Recorded data:
------
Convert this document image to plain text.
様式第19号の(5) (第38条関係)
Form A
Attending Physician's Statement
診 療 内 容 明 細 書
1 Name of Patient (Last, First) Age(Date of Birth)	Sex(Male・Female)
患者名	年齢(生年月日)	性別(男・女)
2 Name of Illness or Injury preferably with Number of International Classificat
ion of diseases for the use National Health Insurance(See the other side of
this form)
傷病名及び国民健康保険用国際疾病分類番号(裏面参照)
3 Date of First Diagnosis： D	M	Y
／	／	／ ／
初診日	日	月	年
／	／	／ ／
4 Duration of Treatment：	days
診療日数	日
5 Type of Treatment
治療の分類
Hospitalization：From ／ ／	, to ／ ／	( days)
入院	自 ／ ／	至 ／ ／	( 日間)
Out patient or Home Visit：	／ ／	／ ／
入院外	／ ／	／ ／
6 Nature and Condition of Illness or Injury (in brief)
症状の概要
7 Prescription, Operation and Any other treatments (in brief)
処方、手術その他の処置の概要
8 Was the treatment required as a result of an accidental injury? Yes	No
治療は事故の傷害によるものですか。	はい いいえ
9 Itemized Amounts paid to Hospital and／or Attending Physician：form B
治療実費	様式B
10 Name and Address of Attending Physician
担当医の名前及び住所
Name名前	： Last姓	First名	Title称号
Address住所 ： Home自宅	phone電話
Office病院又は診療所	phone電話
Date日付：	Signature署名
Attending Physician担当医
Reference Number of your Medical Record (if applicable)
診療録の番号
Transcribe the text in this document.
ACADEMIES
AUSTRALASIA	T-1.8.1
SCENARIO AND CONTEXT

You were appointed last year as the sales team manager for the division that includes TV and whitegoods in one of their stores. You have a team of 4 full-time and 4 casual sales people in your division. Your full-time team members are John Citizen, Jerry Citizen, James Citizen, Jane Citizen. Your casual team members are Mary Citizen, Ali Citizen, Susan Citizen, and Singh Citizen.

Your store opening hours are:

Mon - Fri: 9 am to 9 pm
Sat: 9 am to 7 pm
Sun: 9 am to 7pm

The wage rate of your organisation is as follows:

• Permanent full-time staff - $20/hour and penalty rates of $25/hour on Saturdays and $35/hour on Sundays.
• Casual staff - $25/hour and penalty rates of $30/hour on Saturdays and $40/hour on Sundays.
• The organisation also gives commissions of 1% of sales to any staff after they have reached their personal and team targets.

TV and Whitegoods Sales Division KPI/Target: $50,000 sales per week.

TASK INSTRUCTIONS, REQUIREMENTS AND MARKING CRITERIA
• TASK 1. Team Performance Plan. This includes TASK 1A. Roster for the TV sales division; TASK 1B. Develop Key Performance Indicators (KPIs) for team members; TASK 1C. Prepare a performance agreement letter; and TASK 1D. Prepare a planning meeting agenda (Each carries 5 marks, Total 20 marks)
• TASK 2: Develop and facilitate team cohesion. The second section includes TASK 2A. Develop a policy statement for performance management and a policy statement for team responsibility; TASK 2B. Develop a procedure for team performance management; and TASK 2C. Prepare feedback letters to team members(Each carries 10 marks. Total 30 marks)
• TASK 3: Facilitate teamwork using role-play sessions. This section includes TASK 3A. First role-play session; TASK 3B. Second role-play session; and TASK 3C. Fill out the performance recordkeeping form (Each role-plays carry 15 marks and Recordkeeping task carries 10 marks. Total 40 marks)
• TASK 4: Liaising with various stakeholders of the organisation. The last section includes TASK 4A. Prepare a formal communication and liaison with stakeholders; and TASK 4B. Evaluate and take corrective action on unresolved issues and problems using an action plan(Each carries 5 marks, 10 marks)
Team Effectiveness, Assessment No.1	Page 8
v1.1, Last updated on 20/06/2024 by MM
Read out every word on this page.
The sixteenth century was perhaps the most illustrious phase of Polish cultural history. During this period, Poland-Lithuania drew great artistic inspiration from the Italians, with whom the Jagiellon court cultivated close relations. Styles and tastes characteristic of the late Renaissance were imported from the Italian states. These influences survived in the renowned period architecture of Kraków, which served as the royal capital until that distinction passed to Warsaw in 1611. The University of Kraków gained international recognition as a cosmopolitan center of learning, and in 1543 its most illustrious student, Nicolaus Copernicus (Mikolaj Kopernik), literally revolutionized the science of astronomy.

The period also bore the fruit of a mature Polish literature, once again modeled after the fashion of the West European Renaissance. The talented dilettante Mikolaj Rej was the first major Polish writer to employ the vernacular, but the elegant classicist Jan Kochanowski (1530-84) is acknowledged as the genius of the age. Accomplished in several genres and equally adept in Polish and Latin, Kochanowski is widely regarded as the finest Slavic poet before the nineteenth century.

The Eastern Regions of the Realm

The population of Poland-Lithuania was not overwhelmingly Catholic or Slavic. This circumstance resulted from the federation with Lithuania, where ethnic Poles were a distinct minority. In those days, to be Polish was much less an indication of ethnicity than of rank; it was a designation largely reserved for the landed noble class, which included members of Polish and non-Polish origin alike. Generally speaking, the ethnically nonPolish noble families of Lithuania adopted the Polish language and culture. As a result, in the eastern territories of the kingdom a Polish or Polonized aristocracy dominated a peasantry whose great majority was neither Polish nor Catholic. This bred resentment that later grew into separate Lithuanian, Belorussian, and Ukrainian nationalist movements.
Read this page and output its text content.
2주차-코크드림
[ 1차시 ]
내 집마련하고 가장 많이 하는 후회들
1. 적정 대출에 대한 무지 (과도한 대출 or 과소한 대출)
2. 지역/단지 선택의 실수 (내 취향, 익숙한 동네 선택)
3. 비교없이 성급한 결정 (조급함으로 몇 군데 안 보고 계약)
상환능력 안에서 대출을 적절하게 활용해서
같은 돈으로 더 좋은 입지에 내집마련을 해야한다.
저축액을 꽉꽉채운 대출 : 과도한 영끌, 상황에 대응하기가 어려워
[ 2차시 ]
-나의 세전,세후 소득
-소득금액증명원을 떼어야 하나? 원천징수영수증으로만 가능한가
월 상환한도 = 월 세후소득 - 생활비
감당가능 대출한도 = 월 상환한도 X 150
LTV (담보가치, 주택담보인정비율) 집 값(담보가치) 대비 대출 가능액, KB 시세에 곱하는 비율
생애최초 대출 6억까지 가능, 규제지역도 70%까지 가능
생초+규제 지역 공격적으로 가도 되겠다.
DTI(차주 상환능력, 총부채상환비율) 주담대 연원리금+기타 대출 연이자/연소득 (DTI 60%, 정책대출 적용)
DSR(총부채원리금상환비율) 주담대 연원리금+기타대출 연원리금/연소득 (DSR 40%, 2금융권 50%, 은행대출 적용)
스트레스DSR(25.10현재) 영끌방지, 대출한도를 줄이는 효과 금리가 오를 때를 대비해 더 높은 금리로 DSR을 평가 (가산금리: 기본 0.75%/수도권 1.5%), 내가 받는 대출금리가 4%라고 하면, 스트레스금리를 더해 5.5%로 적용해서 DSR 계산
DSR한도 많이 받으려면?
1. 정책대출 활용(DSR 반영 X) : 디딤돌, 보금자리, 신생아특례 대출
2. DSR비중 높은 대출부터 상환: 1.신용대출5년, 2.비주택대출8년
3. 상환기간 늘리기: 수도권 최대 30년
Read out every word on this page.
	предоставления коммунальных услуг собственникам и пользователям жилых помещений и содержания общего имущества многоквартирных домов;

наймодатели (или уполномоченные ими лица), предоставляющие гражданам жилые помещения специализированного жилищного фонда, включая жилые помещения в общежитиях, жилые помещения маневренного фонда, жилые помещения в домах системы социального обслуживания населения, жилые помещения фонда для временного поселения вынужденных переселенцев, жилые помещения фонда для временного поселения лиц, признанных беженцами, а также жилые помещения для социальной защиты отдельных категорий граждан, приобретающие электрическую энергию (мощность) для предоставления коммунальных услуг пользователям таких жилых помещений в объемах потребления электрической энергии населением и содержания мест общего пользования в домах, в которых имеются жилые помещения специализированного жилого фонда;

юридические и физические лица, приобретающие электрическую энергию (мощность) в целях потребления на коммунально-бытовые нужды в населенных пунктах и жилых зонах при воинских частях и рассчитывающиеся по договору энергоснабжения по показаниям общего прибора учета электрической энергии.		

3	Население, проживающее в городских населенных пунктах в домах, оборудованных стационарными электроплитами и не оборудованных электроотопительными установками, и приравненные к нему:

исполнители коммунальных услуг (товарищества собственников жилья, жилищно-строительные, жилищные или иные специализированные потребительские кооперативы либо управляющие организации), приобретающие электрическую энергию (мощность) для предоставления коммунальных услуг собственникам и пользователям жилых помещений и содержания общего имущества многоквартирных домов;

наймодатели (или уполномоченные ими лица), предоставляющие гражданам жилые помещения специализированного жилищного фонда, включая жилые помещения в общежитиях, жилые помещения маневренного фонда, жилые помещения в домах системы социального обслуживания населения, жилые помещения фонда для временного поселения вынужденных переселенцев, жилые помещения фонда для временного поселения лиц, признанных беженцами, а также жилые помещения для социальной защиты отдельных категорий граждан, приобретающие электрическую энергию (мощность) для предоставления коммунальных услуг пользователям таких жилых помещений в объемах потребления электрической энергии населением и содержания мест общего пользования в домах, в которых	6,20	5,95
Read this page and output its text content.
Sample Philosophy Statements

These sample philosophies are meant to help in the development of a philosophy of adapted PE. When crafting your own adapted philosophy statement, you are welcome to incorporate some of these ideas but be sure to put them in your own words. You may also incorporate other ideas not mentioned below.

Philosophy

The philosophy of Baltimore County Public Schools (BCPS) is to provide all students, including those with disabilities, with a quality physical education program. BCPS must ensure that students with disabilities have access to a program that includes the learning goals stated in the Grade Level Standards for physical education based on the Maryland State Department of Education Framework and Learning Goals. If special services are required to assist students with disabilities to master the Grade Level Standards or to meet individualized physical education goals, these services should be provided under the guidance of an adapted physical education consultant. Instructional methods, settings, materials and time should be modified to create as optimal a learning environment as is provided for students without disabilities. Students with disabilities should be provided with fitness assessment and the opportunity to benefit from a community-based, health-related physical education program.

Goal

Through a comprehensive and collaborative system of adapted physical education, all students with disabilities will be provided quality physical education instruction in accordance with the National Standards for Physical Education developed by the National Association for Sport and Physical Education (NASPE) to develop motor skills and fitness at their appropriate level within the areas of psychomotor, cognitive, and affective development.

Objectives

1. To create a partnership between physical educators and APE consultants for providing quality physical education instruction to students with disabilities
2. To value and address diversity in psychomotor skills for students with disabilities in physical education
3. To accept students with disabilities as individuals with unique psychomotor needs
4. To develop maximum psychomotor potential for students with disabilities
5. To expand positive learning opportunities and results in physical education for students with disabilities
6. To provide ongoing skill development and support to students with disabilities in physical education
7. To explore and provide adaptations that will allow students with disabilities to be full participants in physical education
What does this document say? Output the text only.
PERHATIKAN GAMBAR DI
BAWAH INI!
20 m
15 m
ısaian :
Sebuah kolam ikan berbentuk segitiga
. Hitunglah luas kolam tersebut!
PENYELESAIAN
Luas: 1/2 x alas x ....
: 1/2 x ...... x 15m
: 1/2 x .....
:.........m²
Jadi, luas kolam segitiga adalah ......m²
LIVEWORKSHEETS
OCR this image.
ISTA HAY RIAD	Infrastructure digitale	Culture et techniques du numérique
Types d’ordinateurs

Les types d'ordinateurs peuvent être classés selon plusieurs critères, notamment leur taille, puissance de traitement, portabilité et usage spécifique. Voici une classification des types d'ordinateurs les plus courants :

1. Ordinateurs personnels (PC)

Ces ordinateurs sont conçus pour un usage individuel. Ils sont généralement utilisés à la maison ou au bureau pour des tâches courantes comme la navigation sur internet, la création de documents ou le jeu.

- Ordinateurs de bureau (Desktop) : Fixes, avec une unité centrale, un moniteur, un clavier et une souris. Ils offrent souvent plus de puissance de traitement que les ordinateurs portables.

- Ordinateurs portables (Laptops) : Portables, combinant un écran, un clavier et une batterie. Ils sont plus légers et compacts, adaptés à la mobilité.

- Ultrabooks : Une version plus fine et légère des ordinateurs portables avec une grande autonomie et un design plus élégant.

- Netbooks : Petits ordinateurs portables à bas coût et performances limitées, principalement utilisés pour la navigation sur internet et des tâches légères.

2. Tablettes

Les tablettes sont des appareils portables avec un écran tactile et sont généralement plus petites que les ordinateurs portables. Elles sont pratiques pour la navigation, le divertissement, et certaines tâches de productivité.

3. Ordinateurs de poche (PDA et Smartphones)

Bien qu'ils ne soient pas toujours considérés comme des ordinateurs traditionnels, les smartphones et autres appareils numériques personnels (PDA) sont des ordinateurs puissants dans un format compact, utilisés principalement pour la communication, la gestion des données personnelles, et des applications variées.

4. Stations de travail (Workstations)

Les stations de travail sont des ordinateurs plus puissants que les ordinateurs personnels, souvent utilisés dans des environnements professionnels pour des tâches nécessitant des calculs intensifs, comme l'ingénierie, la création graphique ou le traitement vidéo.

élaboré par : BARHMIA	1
------
→ EXERCISE DIRECTIONS:
In the entries above, find the lines containing the word "principalement" and say how many there are, with no other words.

→ SOLUTION:
2